[PROBLEM DETAILS] Continue the passage on spreading slurry on silage and grazing ground, picking up after its final sentence.

[SOURCE EXTRACT]
Thick slurry applied at 3-3,500 gallons per acre for a first cut, or 2,500 gallons per acre for a second cut will supply the P and K maintenance requirements. Watery slurry should be applied at higher rates as the P and K content is diluted.

Low P or K soils will benefit from additional slurry or some P or K in the fertiliser to help build soil fertility levels.

To avoid the slurry having a negative impact of the N applied in fertiliser, slurry and fertiliser should be applied a week apart, ideally with slurry applied first.

Slurry on grazing ground

Slurry is generally not well balanced in terms of P and K for grazing, and will normally apply more K than is required. The two exceptions to this for grazing are where 1) grazing ground has a low K Index, and/or 2) where grazing ground gets cut for surplus bales.

For paddocks with surplus grass, 1000 gallons of thick slurry will replace the P and K removed in every 4 bales of silage. If slurry is watery, 1000 gallons will be required per 2 bales. If slurry is not available immediately after cutting bales, it can be applied later in the autumn or the following spring.

[INPUT DATA]
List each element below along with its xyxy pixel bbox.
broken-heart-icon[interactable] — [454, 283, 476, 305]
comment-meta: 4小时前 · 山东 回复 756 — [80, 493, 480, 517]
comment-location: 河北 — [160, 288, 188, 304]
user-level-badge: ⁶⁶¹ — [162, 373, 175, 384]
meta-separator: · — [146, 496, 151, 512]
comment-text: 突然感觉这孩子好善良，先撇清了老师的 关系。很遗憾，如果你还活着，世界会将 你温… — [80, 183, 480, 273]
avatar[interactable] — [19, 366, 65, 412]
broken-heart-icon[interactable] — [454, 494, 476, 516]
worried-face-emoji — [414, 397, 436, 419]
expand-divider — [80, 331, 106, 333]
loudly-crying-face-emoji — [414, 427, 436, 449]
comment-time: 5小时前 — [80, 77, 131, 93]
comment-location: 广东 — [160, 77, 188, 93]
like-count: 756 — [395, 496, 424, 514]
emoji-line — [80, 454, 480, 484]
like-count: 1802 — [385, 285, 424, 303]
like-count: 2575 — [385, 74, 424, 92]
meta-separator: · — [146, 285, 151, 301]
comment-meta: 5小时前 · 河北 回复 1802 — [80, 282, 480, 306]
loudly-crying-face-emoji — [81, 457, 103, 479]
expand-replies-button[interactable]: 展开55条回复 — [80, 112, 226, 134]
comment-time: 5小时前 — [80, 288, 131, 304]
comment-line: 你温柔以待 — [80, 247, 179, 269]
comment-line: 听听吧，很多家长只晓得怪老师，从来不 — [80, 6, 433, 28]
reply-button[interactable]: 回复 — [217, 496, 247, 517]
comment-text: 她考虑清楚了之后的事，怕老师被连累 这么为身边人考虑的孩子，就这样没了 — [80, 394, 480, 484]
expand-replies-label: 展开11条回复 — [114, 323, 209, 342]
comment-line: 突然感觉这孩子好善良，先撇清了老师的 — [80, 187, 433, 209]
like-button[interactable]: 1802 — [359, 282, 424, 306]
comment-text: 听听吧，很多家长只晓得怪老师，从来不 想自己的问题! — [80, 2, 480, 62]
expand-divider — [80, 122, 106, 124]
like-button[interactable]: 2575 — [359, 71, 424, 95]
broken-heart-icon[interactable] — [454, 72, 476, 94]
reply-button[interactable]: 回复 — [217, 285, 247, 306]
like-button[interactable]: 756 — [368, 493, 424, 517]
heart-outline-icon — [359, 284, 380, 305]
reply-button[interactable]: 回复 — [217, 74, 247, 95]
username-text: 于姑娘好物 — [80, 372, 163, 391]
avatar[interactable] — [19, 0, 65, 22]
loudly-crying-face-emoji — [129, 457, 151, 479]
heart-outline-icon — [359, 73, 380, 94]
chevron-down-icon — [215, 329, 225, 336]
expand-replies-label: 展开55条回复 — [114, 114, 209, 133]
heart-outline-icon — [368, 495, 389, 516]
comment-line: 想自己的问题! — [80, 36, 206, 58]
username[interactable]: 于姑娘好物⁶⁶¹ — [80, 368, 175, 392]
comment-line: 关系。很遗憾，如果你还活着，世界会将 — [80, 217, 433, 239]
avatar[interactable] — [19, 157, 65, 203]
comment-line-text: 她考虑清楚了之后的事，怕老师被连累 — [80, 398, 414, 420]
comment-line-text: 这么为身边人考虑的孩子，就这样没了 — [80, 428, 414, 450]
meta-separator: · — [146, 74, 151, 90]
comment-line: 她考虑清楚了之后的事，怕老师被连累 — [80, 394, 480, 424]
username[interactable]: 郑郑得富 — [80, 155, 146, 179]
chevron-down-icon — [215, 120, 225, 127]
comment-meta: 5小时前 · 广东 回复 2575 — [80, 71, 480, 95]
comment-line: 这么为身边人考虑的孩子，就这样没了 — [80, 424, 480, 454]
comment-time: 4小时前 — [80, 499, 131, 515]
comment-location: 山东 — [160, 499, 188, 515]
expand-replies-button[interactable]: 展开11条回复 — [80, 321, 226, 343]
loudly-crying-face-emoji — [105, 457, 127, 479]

[ANSWER SPACE]
Improving value of slurry in summer

Despite the N fertiliser value of slurry being normally lower in summer than spring, there are a number of steps that can be taken to improve the N availability where summer application is essential. These include:

1) Dilution

Slurry that is more watery will be more efficient in terms of N availability. While addition of water will dilute the total N content, it does increase the availability of N after application, as watery slurry will wash into the soil faster and have lower N losses to the air. Opportunities for diluting slurry largely depend on the infrastructure of tanks on the farm. Dilution with dirty water, for example from dairy washings or silage effluents, may make sense as the overall volumes of material to be spread remains the same. However, adding clean water to slurry (at levels in excess of what might be required for sufficient agitation) is not recommended as that will increase the overall volume of material to be applied, thus increasing spreading costs.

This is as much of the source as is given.